Extracted data entries:
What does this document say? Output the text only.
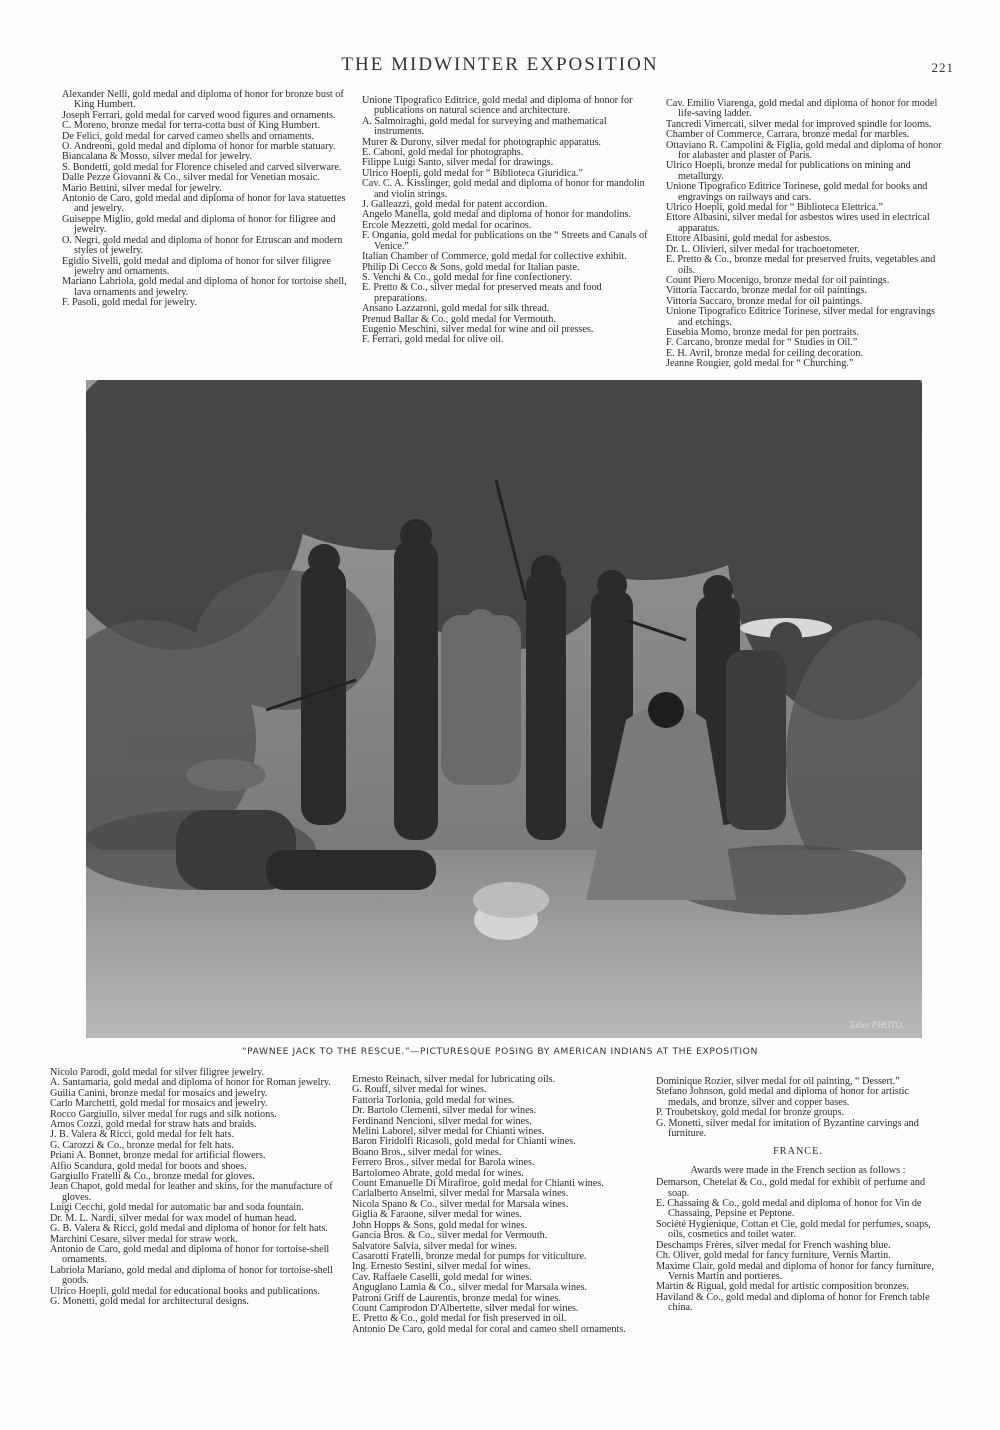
THE MIDWINTER EXPOSITION	221

Alexander Nelli, gold medal and diploma of honor for bronze bust of King Humbert.

Joseph Ferrari, gold medal for carved wood figures and ornaments.

C. Moreno, bronze medal for terra-cotta bust of King Humbert.

De Felici, gold medal for carved cameo shells and ornaments.

O. Andreoni, gold medal and diploma of honor for marble statuary.

Biancalana & Mosso, silver medal for jewelry.

S. Bondetti, gold medal for Florence chiseled and carved silverware.

Dalle Pezze Giovanni & Co., silver medal for Venetian mosaic.

Mario Bettini, silver medal for jewelry.

Antonio de Caro, gold medal and diploma of honor for lava statuettes and jewelry.

Guiseppe Miglio, gold medal and diploma of honor for filigree and jewelry.

O. Negri, gold medal and diploma of honor for Etruscan and modern styles of jewelry.

Egidio Sivelli, gold medal and diploma of honor for silver filigree jewelry and ornaments.

Mariano Labriola, gold medal and diploma of honor for tortoise shell, lava ornaments and jewelry.

F. Pasoli, gold medal for jewelry.

Unione Tipografico Editrice, gold medal and diploma of honor for publications on natural science and architecture.

A. Salmoiraghi, gold medal for surveying and mathematical instruments.

Murer & Durony, silver medal for photographic apparatus.

E. Caboni, gold medal for photographs.

Filippe Luigi Santo, silver medal for drawings.

Ulrico Hoepli, gold medal for “ Biblioteca Giuridica.”

Cav. C. A. Kisslinger, gold medal and diploma of honor for mandolin and violin strings.

J. Galleazzi, gold medal for patent accordion.

Angelo Manella, gold medal and diploma of honor for mandolins.

Ercole Mezzetti, gold medal for ocarinos.

F. Ongania, gold medal for publications on the “ Streets and Canals of Venice.”

Italian Chamber of Commerce, gold medal for collective exhibit.

Philip Di Cecco & Sons, gold medal for Italian paste.

S. Venchi & Co., gold medal for fine confectionery.

E. Pretto & Co., silver medal for preserved meats and food preparations.

Ansano Lazzaroni, gold medal for silk thread.

Prenud Ballar & Co., gold medal for Vermouth.

Eugenio Meschini, silver medal for wine and oil presses.

F. Ferrari, gold medal for olive oil.

Cav. Emilio Viarenga, gold medal and diploma of honor for model life-saving ladder.

Tancredi Vimercati, silver medal for improved spindle for looms.

Chamber of Commerce, Carrara, bronze medal for marbles.

Ottaviano R. Campolini & Figlia, gold medal and diploma of honor for alabaster and plaster of Paris.

Ulrico Hoepli, bronze medal for publications on mining and metallurgy.

Unione Tipografico Editrice Torinese, gold medal for books and engravings on railways and cars.

Ulrico Hoepli, gold medal for “ Biblioteca Elettrica.”

Ettore Albasini, silver medal for asbestos wires used in electrical apparatus.

Ettore Albasini, gold medal for asbestos.

Dr. L. Olivieri, silver medal for trachoetometer.

E. Pretto & Co., bronze medal for preserved fruits, vegetables and oils.

Count Piero Mocenigo, bronze medal for oil paintings.

Vittoria Taccardo, bronze medal for oil paintings.

Vittoria Saccaro, bronze medal for oil paintings.

Unione Tipografico Editrice Torinese, silver medal for engravings and etchings.

Eusebia Momo, bronze medal for pen portraits.

F. Carcano, bronze medal for “ Studies in Oil.”

E. H. Avril, bronze medal for ceiling decoration.

Jeanne Rougier, gold medal for “ Churching.”

Taber PHOTO.
“PAWNEE JACK TO THE RESCUE.”—PICTURESQUE POSING BY AMERICAN INDIANS AT THE EXPOSITION

Nicolo Parodi, gold medal for silver filigree jewelry.

A. Santamaria, gold medal and diploma of honor for Roman jewelry.

Guilia Canini, bronze medal for mosaics and jewelry.

Carlo Marchetti, gold medal for mosaics and jewelry.

Rocco Gargiullo, silver medal for rugs and silk notions.

Amos Cozzi, gold medal for straw hats and braids.

J. B. Valera & Ricci, gold medal for felt hats.

G. Carozzi & Co., bronze medal for felt hats.

Priani A. Bonnet, bronze medal for artificial flowers.

Alfio Scandura, gold medal for boots and shoes.

Gargiullo Fratelli & Co., bronze medal for gloves.

Jean Chapot, gold medal for leather and skins, for the manufacture of gloves.

Luigi Cecchi, gold medal for automatic bar and soda fountain.

Dr. M. L. Nardi, silver medal for wax model of human head.

G. B. Valera & Ricci, gold medal and diploma of honor for felt hats.

Marchini Cesare, silver medal for straw work.

Antonio de Caro, gold medal and diploma of honor for tortoise-shell ornaments.

Labriola Mariano, gold medal and diploma of honor for tortoise-shell goods.

Ulrico Hoepli, gold medal for educational books and publications.

G. Monetti, gold medal for architectural designs.

Ernesto Reinach, silver medal for lubricating oils.

G. Rouff, silver medal for wines.

Fattoria Torlonia, gold medal for wines.

Dr. Bartolo Clementi, silver medal for wines.

Ferdinand Nencioni, silver medal for wines.

Melini Laborel, silver medal for Chianti wines.

Baron Firidolfi Ricasoli, gold medal for Chianti wines.

Boano Bros., silver medal for wines.

Ferrero Bros., silver medal for Barola wines.

Bartolomeo Abrate, gold medal for wines.

Count Emanuelle Di Mirafiroe, gold medal for Chianti wines.

Carlalberto Anselmi, silver medal for Marsala wines.

Nicola Spano & Co., silver medal for Marsala wines.

Giglia & Faraone, silver medal for wines.

John Hopps & Sons, gold medal for wines.

Gancia Bros. & Co., silver medal for Vermouth.

Salvatore Salvia, silver medal for wines.

Casarotti Fratelli, bronze medal for pumps for viticulture.

Ing. Ernesto Sestini, silver medal for wines.

Cav. Raffaele Caselli, gold medal for wines.

Anguglano Lamia & Co., silver medal for Marsala wines.

Patroni Griff de Laurentis, bronze medal for wines.

Count Camprodon D'Albertette, silver medal for wines.

E. Pretto & Co., gold medal for fish preserved in oil.

Antonio De Caro, gold medal for coral and cameo shell ornaments.

Dominique Rozier, silver medal for oil painting, “ Dessert.”

Stefano Johnson, gold medal and diploma of honor for artistic medals, and bronze, silver and copper bases.

P. Troubetskoy, gold medal for bronze groups.

G. Monetti, silver medal for imitation of Byzantine carvings and furniture.

FRANCE.

Awards were made in the French section as follows :

Demarson, Chetelat & Co., gold medal for exhibit of perfume and soap.

E. Chassaing & Co., gold medal and diploma of honor for Vin de Chassaing, Pepsine et Peptone.

Société Hygienique, Cottan et Cie, gold medal for perfumes, soaps, oils, cosmetics and toilet water.

Deschamps Frères, silver medal for French washing blue.

Ch. Oliver, gold medal for fancy furniture, Vernis Martin.

Maxime Clair, gold medal and diploma of honor for fancy furniture, Vernis Martin and portieres.

Martin & Rigual, gold medal for artistic composition bronzes.

Haviland & Co., gold medal and diploma of honor for French table china.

- **Written request**:
From the material above, reproduce everything verbatim except the pictures.

- **Expected answer**:
What does this document say? Output the text only.
THE MIDWINTER EXPOSITION	221

Alexander Nelli, gold medal and diploma of honor for bronze bust of King Humbert.

Joseph Ferrari, gold medal for carved wood figures and ornaments.

C. Moreno, bronze medal for terra-cotta bust of King Humbert.

De Felici, gold medal for carved cameo shells and ornaments.

O. Andreoni, gold medal and diploma of honor for marble statuary.

Biancalana & Mosso, silver medal for jewelry.

S. Bondetti, gold medal for Florence chiseled and carved silverware.

Dalle Pezze Giovanni & Co., silver medal for Venetian mosaic.

Mario Bettini, silver medal for jewelry.

Antonio de Caro, gold medal and diploma of honor for lava statuettes and jewelry.

Guiseppe Miglio, gold medal and diploma of honor for filigree and jewelry.

O. Negri, gold medal and diploma of honor for Etruscan and modern styles of jewelry.

Egidio Sivelli, gold medal and diploma of honor for silver filigree jewelry and ornaments.

Mariano Labriola, gold medal and diploma of honor for tortoise shell, lava ornaments and jewelry.

F. Pasoli, gold medal for jewelry.

Unione Tipografico Editrice, gold medal and diploma of honor for publications on natural science and architecture.

A. Salmoiraghi, gold medal for surveying and mathematical instruments.

Murer & Durony, silver medal for photographic apparatus.

E. Caboni, gold medal for photographs.

Filippe Luigi Santo, silver medal for drawings.

Ulrico Hoepli, gold medal for “ Biblioteca Giuridica.”

Cav. C. A. Kisslinger, gold medal and diploma of honor for mandolin and violin strings.

J. Galleazzi, gold medal for patent accordion.

Angelo Manella, gold medal and diploma of honor for mandolins.

Ercole Mezzetti, gold medal for ocarinos.

F. Ongania, gold medal for publications on the “ Streets and Canals of Venice.”

Italian Chamber of Commerce, gold medal for collective exhibit.

Philip Di Cecco & Sons, gold medal for Italian paste.

S. Venchi & Co., gold medal for fine confectionery.

E. Pretto & Co., silver medal for preserved meats and food preparations.

Ansano Lazzaroni, gold medal for silk thread.

Prenud Ballar & Co., gold medal for Vermouth.

Eugenio Meschini, silver medal for wine and oil presses.

F. Ferrari, gold medal for olive oil.

Cav. Emilio Viarenga, gold medal and diploma of honor for model life-saving ladder.

Tancredi Vimercati, silver medal for improved spindle for looms.

Chamber of Commerce, Carrara, bronze medal for marbles.

Ottaviano R. Campolini & Figlia, gold medal and diploma of honor for alabaster and plaster of Paris.

Ulrico Hoepli, bronze medal for publications on mining and metallurgy.

Unione Tipografico Editrice Torinese, gold medal for books and engravings on railways and cars.

Ulrico Hoepli, gold medal for “ Biblioteca Elettrica.”

Ettore Albasini, silver medal for asbestos wires used in electrical apparatus.

Ettore Albasini, gold medal for asbestos.

Dr. L. Olivieri, silver medal for trachoetometer.

E. Pretto & Co., bronze medal for preserved fruits, vegetables and oils.

Count Piero Mocenigo, bronze medal for oil paintings.

Vittoria Taccardo, bronze medal for oil paintings.

Vittoria Saccaro, bronze medal for oil paintings.

Unione Tipografico Editrice Torinese, silver medal for engravings and etchings.

Eusebia Momo, bronze medal for pen portraits.

F. Carcano, bronze medal for “ Studies in Oil.”

E. H. Avril, bronze medal for ceiling decoration.

Jeanne Rougier, gold medal for “ Churching.”

Taber PHOTO.
“PAWNEE JACK TO THE RESCUE.”—PICTURESQUE POSING BY AMERICAN INDIANS AT THE EXPOSITION

Nicolo Parodi, gold medal for silver filigree jewelry.

A. Santamaria, gold medal and diploma of honor for Roman jewelry.

Guilia Canini, bronze medal for mosaics and jewelry.

Carlo Marchetti, gold medal for mosaics and jewelry.

Rocco Gargiullo, silver medal for rugs and silk notions.

Amos Cozzi, gold medal for straw hats and braids.

J. B. Valera & Ricci, gold medal for felt hats.

G. Carozzi & Co., bronze medal for felt hats.

Priani A. Bonnet, bronze medal for artificial flowers.

Alfio Scandura, gold medal for boots and shoes.

Gargiullo Fratelli & Co., bronze medal for gloves.

Jean Chapot, gold medal for leather and skins, for the manufacture of gloves.

Luigi Cecchi, gold medal for automatic bar and soda fountain.

Dr. M. L. Nardi, silver medal for wax model of human head.

G. B. Valera & Ricci, gold medal and diploma of honor for felt hats.

Marchini Cesare, silver medal for straw work.

Antonio de Caro, gold medal and diploma of honor for tortoise-shell ornaments.

Labriola Mariano, gold medal and diploma of honor for tortoise-shell goods.

Ulrico Hoepli, gold medal for educational books and publications.

G. Monetti, gold medal for architectural designs.

Ernesto Reinach, silver medal for lubricating oils.

G. Rouff, silver medal for wines.

Fattoria Torlonia, gold medal for wines.

Dr. Bartolo Clementi, silver medal for wines.

Ferdinand Nencioni, silver medal for wines.

Melini Laborel, silver medal for Chianti wines.

Baron Firidolfi Ricasoli, gold medal for Chianti wines.

Boano Bros., silver medal for wines.

Ferrero Bros., silver medal for Barola wines.

Bartolomeo Abrate, gold medal for wines.

Count Emanuelle Di Mirafiroe, gold medal for Chianti wines.

Carlalberto Anselmi, silver medal for Marsala wines.

Nicola Spano & Co., silver medal for Marsala wines.

Giglia & Faraone, silver medal for wines.

John Hopps & Sons, gold medal for wines.

Gancia Bros. & Co., silver medal for Vermouth.

Salvatore Salvia, silver medal for wines.

Casarotti Fratelli, bronze medal for pumps for viticulture.

Ing. Ernesto Sestini, silver medal for wines.

Cav. Raffaele Caselli, gold medal for wines.

Anguglano Lamia & Co., silver medal for Marsala wines.

Patroni Griff de Laurentis, bronze medal for wines.

Count Camprodon D'Albertette, silver medal for wines.

E. Pretto & Co., gold medal for fish preserved in oil.

Antonio De Caro, gold medal for coral and cameo shell ornaments.

Dominique Rozier, silver medal for oil painting, “ Dessert.”

Stefano Johnson, gold medal and diploma of honor for artistic medals, and bronze, silver and copper bases.

P. Troubetskoy, gold medal for bronze groups.

G. Monetti, silver medal for imitation of Byzantine carvings and furniture.

FRANCE.

Awards were made in the French section as follows :

Demarson, Chetelat & Co., gold medal for exhibit of perfume and soap.

E. Chassaing & Co., gold medal and diploma of honor for Vin de Chassaing, Pepsine et Peptone.

Société Hygienique, Cottan et Cie, gold medal for perfumes, soaps, oils, cosmetics and toilet water.

Deschamps Frères, silver medal for French washing blue.

Ch. Oliver, gold medal for fancy furniture, Vernis Martin.

Maxime Clair, gold medal and diploma of honor for fancy furniture, Vernis Martin and portieres.

Martin & Rigual, gold medal for artistic composition bronzes.

Haviland & Co., gold medal and diploma of honor for French table china.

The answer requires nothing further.